What to produce >> Copy the entries below exactly. Images do not belong in the copy.

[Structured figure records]
※ ※ ※
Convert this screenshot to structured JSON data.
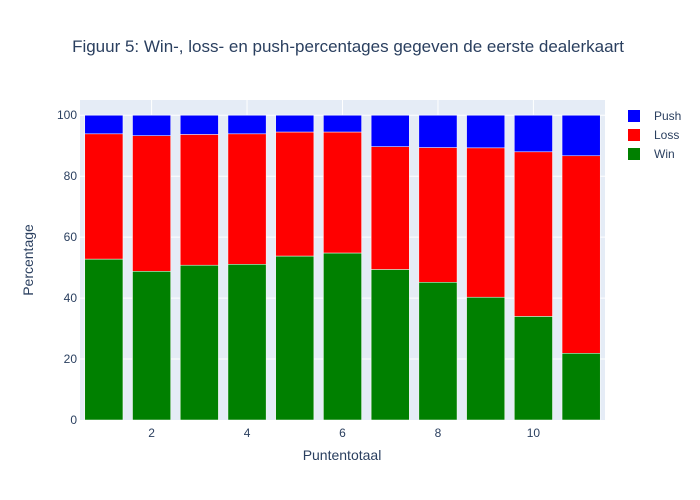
{
  "chart_data": {
    "type": "bar",
    "barmode": "stack",
    "title": "Figuur 5: Win-, loss- en push-percentages gegeven de eerste dealerkaart",
    "xlabel": "Puntentotaal",
    "ylabel": "Percentage",
    "x": [
      1,
      2,
      3,
      4,
      5,
      6,
      7,
      8,
      9,
      10,
      11
    ],
    "xlim": [
      0.5,
      11.5
    ],
    "ylim": [
      0,
      105
    ],
    "x_ticks": [
      2,
      4,
      6,
      8,
      10
    ],
    "y_ticks": [
      0,
      20,
      40,
      60,
      80,
      100
    ],
    "grid": true,
    "legend_position": "top-right",
    "series": [
      {
        "name": "Win",
        "color": "#008000",
        "values": [
          52.8,
          48.8,
          50.8,
          51.1,
          53.8,
          54.8,
          49.4,
          45.2,
          40.3,
          34.0,
          21.9
        ]
      },
      {
        "name": "Loss",
        "color": "#ff0000",
        "values": [
          41.1,
          44.5,
          42.9,
          42.8,
          40.7,
          39.7,
          40.3,
          44.2,
          49.0,
          54.0,
          64.8
        ]
      },
      {
        "name": "Push",
        "color": "#0000ff",
        "values": [
          6.1,
          6.7,
          6.3,
          6.1,
          5.5,
          5.5,
          10.3,
          10.6,
          10.7,
          12.0,
          13.3
        ]
      }
    ]
  }
}
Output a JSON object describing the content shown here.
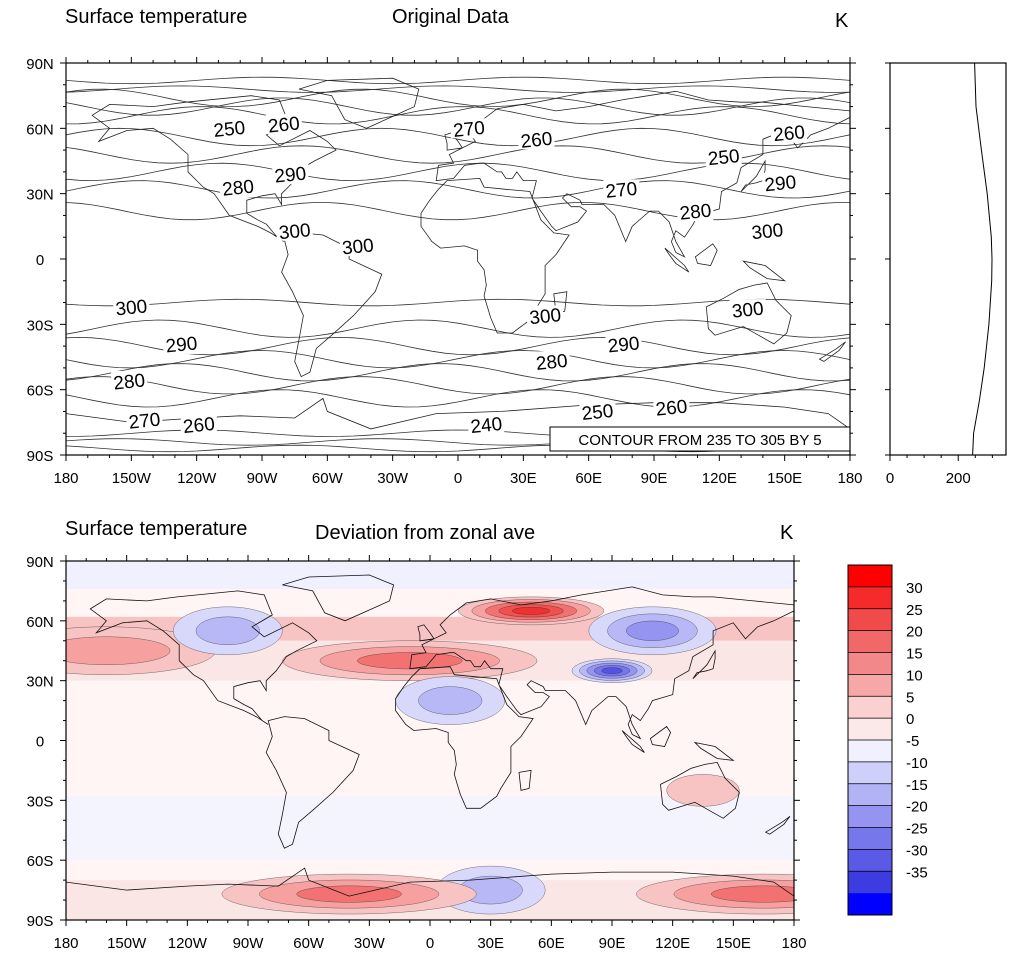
※ ※ ※
Answer >>
Convert this screenshot to structured JSON data.
{
  "chart_data": {
    "type": "bar",
    "barmode": "stack",
    "title": "Figuur 5: Win-, loss- en push-percentages gegeven de eerste dealerkaart",
    "xlabel": "Puntentotaal",
    "ylabel": "Percentage",
    "x": [
      1,
      2,
      3,
      4,
      5,
      6,
      7,
      8,
      9,
      10,
      11
    ],
    "xlim": [
      0.5,
      11.5
    ],
    "ylim": [
      0,
      105
    ],
    "x_ticks": [
      2,
      4,
      6,
      8,
      10
    ],
    "y_ticks": [
      0,
      20,
      40,
      60,
      80,
      100
    ],
    "grid": true,
    "legend_position": "top-right",
    "series": [
      {
        "name": "Win",
        "color": "#008000",
        "values": [
          52.8,
          48.8,
          50.8,
          51.1,
          53.8,
          54.8,
          49.4,
          45.2,
          40.3,
          34.0,
          21.9
        ]
      },
      {
        "name": "Loss",
        "color": "#ff0000",
        "values": [
          41.1,
          44.5,
          42.9,
          42.8,
          40.7,
          39.7,
          40.3,
          44.2,
          49.0,
          54.0,
          64.8
        ]
      },
      {
        "name": "Push",
        "color": "#0000ff",
        "values": [
          6.1,
          6.7,
          6.3,
          6.1,
          5.5,
          5.5,
          10.3,
          10.6,
          10.7,
          12.0,
          13.3
        ]
      }
    ]
  }
}
Output a JSON object describing the content shown here.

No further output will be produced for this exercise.